===== DATASET EXCERPTS =====

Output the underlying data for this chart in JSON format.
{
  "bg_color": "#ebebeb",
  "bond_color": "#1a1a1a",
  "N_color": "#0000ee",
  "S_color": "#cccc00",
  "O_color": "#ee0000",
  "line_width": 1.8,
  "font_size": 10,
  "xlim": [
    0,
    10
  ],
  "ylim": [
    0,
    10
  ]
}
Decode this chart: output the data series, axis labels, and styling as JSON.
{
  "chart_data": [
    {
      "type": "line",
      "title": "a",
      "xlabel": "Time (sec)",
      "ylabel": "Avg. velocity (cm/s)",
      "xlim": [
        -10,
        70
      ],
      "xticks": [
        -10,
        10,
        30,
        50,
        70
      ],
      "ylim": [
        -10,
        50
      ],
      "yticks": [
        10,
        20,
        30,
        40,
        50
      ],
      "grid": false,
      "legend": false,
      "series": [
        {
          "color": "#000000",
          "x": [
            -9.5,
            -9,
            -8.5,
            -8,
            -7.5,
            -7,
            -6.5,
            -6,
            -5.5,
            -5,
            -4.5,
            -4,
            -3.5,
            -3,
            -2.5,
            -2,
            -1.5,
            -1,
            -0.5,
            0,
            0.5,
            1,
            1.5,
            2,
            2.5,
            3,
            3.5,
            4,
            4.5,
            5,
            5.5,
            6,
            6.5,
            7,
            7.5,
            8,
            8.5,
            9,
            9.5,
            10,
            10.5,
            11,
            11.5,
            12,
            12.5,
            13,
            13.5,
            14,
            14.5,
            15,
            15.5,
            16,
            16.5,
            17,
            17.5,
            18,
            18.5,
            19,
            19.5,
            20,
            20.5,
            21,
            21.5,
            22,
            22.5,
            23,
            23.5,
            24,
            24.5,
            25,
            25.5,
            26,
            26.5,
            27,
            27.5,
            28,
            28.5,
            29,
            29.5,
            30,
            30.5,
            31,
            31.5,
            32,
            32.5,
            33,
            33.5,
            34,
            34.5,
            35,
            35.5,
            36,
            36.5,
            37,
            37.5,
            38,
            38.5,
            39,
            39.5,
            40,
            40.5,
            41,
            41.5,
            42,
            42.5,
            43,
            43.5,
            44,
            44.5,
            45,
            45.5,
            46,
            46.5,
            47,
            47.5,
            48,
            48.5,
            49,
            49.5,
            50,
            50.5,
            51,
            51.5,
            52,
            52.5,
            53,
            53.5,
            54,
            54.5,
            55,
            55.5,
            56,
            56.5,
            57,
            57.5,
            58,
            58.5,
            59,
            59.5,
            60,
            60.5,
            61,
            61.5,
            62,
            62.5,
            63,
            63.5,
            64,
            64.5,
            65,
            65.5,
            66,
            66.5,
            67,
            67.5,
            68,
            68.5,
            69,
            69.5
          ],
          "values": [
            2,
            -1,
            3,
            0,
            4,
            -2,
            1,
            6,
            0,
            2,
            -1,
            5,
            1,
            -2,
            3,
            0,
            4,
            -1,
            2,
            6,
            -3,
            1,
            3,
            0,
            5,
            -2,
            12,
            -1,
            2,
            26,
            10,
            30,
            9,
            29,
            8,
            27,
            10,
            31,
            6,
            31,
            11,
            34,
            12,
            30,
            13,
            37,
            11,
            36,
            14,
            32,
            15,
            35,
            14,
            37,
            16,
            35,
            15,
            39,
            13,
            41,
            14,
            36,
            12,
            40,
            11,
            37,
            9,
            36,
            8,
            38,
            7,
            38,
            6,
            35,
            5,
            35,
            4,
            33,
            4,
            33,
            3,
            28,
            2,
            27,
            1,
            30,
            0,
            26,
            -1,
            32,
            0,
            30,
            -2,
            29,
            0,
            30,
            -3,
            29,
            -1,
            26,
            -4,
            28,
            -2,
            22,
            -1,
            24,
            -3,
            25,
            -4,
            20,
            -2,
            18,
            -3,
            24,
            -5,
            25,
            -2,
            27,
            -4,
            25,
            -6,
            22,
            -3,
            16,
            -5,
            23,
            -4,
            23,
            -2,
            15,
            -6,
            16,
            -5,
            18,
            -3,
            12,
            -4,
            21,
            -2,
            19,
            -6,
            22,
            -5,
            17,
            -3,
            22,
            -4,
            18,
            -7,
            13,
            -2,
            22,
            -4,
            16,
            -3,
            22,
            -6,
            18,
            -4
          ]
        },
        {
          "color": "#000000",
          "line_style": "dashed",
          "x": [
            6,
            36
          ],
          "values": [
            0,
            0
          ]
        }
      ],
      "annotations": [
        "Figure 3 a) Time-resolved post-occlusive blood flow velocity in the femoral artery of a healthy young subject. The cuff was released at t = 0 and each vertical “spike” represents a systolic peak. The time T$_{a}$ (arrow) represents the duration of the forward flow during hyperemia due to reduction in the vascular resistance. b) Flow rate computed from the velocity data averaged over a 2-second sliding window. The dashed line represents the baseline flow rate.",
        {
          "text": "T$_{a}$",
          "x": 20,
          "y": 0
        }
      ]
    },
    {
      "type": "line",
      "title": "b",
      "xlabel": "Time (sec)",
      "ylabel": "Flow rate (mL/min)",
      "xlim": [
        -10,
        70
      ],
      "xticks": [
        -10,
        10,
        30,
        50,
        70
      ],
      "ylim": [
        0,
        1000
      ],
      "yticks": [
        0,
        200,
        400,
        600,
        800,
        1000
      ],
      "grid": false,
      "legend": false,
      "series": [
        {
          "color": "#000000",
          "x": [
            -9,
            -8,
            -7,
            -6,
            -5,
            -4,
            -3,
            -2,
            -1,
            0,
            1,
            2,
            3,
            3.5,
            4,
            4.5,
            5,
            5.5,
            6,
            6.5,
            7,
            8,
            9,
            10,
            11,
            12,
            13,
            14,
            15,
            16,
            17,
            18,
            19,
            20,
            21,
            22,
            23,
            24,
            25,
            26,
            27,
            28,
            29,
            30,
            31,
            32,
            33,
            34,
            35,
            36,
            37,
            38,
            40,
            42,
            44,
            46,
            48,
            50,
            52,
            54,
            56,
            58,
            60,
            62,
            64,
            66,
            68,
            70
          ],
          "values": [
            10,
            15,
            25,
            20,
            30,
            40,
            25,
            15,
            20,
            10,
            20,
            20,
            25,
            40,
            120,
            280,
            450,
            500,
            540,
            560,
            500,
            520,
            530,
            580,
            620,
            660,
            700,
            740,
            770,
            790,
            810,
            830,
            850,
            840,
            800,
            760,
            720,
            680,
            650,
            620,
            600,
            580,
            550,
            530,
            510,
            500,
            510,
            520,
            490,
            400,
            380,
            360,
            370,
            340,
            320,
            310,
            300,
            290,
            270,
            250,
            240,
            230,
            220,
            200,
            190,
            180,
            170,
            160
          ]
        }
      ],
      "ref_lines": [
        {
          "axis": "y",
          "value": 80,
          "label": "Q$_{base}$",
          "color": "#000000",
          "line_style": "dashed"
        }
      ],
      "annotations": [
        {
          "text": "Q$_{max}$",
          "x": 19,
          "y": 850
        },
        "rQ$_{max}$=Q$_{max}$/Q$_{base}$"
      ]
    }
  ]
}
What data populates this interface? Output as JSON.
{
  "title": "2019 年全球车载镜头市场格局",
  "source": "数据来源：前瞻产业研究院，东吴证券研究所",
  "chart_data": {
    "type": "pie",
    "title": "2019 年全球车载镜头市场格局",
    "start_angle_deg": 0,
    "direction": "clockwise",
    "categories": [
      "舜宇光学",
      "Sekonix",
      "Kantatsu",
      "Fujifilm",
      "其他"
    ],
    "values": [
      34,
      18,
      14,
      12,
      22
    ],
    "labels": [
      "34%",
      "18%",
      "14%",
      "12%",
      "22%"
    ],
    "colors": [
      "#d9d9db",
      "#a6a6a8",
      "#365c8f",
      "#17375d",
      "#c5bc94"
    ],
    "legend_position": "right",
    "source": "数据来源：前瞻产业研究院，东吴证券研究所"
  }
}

=====

◆ TASK STATEMENT
Copy out each line of the listing that holds "axis".

◆ RESPONSE TO THIS EXERCISE
Decode this chart: output the data series, axis labels, and styling as JSON.
          "axis": "y",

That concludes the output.